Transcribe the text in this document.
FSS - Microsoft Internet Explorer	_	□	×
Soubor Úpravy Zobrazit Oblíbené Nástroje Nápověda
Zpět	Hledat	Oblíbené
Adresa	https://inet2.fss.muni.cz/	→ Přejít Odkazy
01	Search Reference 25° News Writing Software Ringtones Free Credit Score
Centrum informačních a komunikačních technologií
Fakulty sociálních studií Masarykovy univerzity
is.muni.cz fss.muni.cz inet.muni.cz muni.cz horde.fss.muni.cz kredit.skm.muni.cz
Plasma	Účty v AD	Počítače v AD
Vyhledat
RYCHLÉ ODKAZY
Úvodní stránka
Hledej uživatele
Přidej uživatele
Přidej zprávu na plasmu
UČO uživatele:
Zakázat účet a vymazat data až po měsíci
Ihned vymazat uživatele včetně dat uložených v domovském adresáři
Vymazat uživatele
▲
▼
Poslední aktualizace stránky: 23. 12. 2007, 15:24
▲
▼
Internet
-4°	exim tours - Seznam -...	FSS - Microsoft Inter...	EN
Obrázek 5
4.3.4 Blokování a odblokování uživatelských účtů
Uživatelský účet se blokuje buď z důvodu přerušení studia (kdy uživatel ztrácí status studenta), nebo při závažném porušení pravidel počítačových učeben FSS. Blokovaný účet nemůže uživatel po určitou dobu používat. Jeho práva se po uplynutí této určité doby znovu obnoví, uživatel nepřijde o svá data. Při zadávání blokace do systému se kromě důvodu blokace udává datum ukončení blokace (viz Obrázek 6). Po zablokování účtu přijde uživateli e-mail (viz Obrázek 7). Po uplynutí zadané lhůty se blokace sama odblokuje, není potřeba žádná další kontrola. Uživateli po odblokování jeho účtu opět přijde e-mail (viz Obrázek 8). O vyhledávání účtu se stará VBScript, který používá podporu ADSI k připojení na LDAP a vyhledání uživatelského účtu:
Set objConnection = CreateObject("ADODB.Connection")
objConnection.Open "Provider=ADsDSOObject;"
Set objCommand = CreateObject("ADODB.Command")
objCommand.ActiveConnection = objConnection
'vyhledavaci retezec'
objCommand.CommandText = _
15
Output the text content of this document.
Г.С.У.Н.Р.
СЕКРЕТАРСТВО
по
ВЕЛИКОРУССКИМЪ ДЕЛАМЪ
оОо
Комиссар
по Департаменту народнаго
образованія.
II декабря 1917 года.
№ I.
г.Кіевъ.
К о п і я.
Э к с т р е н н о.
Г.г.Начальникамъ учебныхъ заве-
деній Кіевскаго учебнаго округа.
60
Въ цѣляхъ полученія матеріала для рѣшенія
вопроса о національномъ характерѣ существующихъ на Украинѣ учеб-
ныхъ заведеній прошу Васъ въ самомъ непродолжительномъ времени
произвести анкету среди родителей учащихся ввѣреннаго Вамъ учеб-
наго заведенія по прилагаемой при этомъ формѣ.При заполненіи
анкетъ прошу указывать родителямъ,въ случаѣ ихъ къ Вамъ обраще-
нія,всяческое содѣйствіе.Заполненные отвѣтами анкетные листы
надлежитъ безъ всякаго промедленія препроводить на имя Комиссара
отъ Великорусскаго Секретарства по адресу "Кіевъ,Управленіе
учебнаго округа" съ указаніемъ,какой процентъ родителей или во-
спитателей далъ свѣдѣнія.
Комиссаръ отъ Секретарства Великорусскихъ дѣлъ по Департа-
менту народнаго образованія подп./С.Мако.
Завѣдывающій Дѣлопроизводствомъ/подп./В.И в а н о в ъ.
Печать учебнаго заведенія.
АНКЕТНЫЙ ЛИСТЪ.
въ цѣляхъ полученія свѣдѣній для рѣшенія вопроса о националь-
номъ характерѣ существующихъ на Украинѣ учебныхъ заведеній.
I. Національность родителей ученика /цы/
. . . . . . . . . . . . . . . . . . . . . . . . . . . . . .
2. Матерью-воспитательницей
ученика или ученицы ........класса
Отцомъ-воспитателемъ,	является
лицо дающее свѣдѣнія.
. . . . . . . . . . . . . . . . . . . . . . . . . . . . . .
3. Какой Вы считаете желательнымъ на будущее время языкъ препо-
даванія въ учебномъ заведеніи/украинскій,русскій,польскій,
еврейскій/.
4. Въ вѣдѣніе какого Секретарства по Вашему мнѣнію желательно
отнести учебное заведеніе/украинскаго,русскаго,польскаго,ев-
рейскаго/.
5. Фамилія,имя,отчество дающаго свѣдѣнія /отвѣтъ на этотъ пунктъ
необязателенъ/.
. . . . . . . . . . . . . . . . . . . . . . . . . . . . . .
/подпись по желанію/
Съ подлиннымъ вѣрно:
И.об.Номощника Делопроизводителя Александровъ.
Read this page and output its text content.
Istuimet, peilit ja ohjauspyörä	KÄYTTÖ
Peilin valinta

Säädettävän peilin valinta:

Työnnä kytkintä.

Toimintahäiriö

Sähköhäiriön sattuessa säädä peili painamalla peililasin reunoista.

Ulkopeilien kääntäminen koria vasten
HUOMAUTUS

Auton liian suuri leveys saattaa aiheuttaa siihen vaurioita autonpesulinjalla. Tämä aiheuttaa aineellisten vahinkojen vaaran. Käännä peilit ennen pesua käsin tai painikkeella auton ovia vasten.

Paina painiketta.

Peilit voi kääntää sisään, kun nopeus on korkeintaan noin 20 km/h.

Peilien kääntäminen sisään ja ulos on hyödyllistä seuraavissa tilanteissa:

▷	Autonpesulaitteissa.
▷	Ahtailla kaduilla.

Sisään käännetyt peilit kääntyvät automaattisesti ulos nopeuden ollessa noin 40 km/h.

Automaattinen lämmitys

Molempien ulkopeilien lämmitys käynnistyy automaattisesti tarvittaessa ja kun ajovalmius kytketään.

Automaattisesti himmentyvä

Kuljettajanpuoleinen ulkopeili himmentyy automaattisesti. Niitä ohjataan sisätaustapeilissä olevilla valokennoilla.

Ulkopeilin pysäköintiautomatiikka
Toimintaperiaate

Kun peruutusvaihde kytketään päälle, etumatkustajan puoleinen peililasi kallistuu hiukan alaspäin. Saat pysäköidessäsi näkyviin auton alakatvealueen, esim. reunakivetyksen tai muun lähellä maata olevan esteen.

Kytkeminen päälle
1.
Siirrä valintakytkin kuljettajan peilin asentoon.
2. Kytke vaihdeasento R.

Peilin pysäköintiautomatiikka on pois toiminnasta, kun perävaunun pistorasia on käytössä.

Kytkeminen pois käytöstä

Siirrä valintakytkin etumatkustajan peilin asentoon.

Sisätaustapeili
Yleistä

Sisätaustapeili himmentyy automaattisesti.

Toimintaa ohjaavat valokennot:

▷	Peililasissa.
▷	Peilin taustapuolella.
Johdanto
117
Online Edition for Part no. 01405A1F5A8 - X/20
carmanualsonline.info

· · · · ·

WRITTEN REQUEST:
Look through the records and count each line that holds "ADODB". Write only the total.

SOLVED PROBLEM:
2